_Job_.
Copy the records that follow exactly as written, but not their pictures.

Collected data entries
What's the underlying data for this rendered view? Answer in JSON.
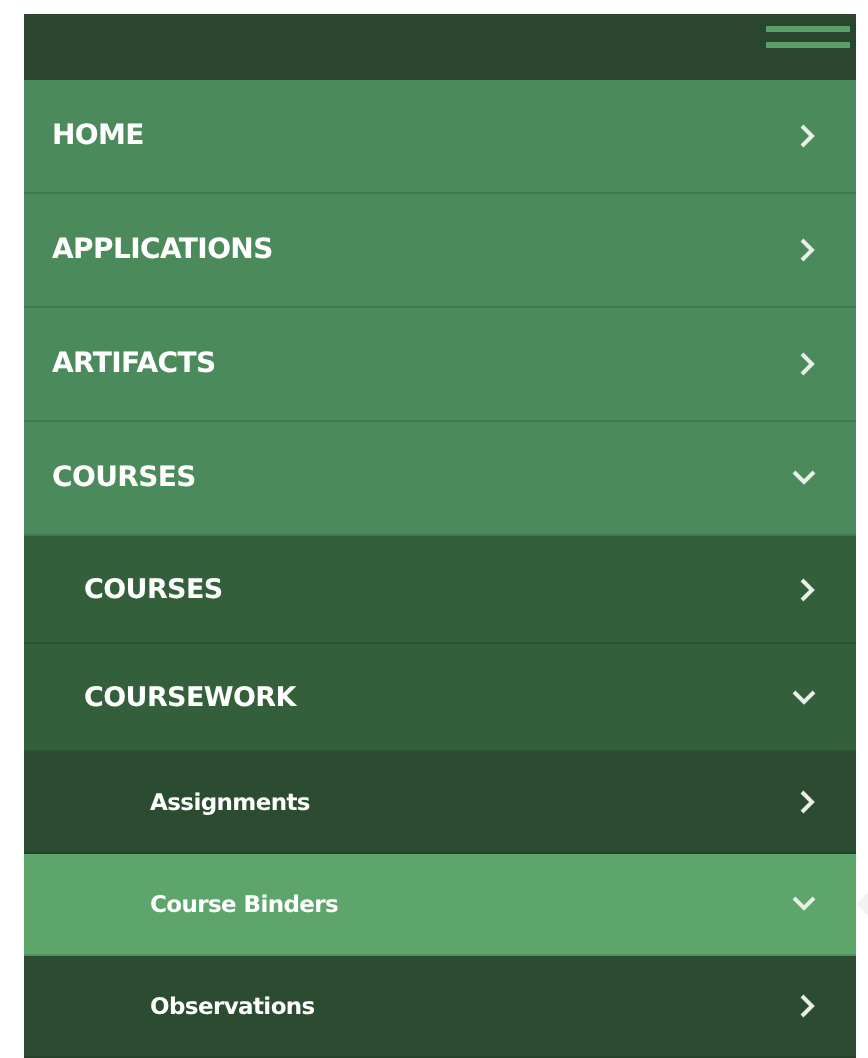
{
  "menu": [
    {
      "label": "HOME",
      "expanded": false,
      "selected": false
    },
    {
      "label": "APPLICATIONS",
      "expanded": false,
      "selected": false
    },
    {
      "label": "ARTIFACTS",
      "expanded": false,
      "selected": false
    },
    {
      "label": "COURSES",
      "expanded": true,
      "selected": false,
      "children": [
        {
          "label": "COURSES",
          "expanded": false,
          "selected": false
        },
        {
          "label": "COURSEWORK",
          "expanded": true,
          "selected": false,
          "children": [
            {
              "label": "Assignments",
              "expanded": false,
              "selected": false
            },
            {
              "label": "Course Binders",
              "expanded": true,
              "selected": true
            },
            {
              "label": "Observations",
              "expanded": false,
              "selected": false
            }
          ]
        }
      ]
    }
  ]
}
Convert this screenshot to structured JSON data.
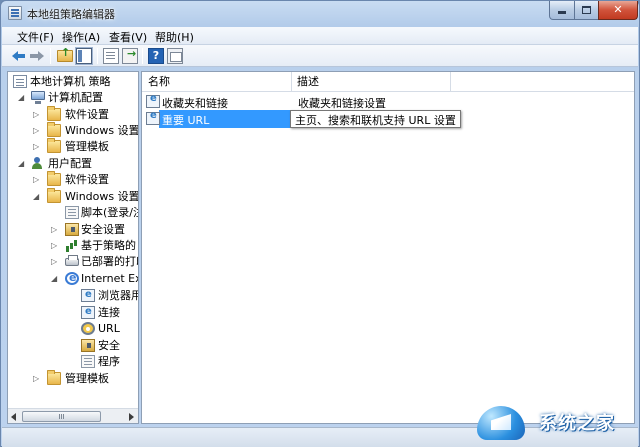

_Finished exercise_.
What's the underlying data for this rendered view? Answer in JSON.
{
  "menu": [
    {
      "label": "HOME",
      "expanded": false,
      "selected": false
    },
    {
      "label": "APPLICATIONS",
      "expanded": false,
      "selected": false
    },
    {
      "label": "ARTIFACTS",
      "expanded": false,
      "selected": false
    },
    {
      "label": "COURSES",
      "expanded": true,
      "selected": false,
      "children": [
        {
          "label": "COURSES",
          "expanded": false,
          "selected": false
        },
        {
          "label": "COURSEWORK",
          "expanded": true,
          "selected": false,
          "children": [
            {
              "label": "Assignments",
              "expanded": false,
              "selected": false
            },
            {
              "label": "Course Binders",
              "expanded": true,
              "selected": true
            },
            {
              "label": "Observations",
              "expanded": false,
              "selected": false
            }
          ]
        }
      ]
    }
  ]
}
Convert this screenshot to structured JSON data.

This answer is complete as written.